--- GIVEN ENTRIES Enclosed Below ---

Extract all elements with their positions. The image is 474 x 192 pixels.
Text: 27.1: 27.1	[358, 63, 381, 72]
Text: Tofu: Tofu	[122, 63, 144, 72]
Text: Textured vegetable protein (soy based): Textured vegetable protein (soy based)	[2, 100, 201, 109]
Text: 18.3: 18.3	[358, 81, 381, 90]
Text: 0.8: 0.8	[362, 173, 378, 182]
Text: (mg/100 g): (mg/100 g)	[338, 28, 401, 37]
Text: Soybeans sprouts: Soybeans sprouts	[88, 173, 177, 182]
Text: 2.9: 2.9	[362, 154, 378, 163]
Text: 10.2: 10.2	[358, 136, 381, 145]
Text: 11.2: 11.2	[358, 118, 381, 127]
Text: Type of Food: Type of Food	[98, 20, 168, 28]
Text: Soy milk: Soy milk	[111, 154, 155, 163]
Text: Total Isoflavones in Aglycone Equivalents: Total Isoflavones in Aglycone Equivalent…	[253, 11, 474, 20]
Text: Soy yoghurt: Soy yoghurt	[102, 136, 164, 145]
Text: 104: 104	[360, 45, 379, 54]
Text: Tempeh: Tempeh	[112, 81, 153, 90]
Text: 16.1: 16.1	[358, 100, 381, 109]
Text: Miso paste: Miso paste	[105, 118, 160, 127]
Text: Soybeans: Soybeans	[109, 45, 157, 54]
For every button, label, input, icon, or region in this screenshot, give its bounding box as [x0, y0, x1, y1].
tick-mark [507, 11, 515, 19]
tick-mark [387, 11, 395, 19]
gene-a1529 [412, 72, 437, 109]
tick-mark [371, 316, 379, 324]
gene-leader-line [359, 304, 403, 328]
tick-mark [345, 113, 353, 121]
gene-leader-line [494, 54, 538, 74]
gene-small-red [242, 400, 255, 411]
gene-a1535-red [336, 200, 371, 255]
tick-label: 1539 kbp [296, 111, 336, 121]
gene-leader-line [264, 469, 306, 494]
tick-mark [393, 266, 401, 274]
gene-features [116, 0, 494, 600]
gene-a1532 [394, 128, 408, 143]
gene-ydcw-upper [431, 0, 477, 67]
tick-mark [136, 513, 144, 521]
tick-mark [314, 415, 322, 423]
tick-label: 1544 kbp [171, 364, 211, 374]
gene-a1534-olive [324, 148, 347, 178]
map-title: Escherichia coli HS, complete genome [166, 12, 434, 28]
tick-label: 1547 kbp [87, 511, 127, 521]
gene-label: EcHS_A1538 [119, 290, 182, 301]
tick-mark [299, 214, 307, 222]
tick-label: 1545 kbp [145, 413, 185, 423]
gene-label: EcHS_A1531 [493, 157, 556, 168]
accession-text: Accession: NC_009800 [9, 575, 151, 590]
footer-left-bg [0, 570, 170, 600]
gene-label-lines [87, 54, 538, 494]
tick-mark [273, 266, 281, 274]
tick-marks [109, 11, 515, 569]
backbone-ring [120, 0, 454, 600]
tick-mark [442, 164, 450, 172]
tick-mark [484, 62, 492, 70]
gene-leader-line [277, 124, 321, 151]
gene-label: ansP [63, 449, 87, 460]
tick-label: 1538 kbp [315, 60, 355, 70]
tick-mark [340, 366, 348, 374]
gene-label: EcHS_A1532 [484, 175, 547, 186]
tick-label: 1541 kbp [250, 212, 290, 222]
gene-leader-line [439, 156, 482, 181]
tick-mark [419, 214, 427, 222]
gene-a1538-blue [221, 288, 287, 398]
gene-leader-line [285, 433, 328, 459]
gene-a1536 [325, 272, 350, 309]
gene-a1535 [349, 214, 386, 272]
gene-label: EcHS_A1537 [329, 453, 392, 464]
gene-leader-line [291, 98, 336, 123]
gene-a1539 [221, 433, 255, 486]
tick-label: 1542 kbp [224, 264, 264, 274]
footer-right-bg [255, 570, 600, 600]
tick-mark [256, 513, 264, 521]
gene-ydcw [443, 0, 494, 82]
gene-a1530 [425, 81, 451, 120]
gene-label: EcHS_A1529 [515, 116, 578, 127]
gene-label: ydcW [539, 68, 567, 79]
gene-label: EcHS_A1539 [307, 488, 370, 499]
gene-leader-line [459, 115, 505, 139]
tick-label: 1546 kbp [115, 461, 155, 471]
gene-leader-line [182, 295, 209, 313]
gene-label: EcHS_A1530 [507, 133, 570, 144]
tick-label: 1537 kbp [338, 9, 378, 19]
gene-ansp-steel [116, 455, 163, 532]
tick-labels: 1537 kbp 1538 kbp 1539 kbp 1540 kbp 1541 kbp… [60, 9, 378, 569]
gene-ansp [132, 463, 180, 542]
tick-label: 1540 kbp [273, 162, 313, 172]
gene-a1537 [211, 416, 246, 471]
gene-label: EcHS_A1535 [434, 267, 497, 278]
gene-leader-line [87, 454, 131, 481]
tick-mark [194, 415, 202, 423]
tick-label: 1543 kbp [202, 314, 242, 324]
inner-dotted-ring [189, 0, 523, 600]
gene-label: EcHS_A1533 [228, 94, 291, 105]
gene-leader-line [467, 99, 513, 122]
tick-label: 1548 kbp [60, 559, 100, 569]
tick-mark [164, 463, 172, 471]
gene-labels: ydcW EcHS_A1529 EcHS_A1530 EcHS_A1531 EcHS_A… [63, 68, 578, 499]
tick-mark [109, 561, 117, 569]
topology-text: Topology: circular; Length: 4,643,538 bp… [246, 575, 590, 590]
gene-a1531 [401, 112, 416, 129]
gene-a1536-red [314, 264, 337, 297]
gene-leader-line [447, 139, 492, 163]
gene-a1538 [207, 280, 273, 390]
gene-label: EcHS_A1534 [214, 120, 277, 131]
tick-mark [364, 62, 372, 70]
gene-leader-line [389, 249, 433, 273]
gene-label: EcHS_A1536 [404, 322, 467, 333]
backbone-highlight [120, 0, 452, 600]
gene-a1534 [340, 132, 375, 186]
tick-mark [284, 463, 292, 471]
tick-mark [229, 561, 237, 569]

--- End of Enclosed GIVEN ENTRIES ---

> _WHAT THE TASK ASKS_:
Scan the material for the string "backbone". Copy each line where it appears.

> _SOLUTION TO THIS PROBLEM_:
backbone-ring [120, 0, 454, 600]
backbone-highlight [120, 0, 452, 600]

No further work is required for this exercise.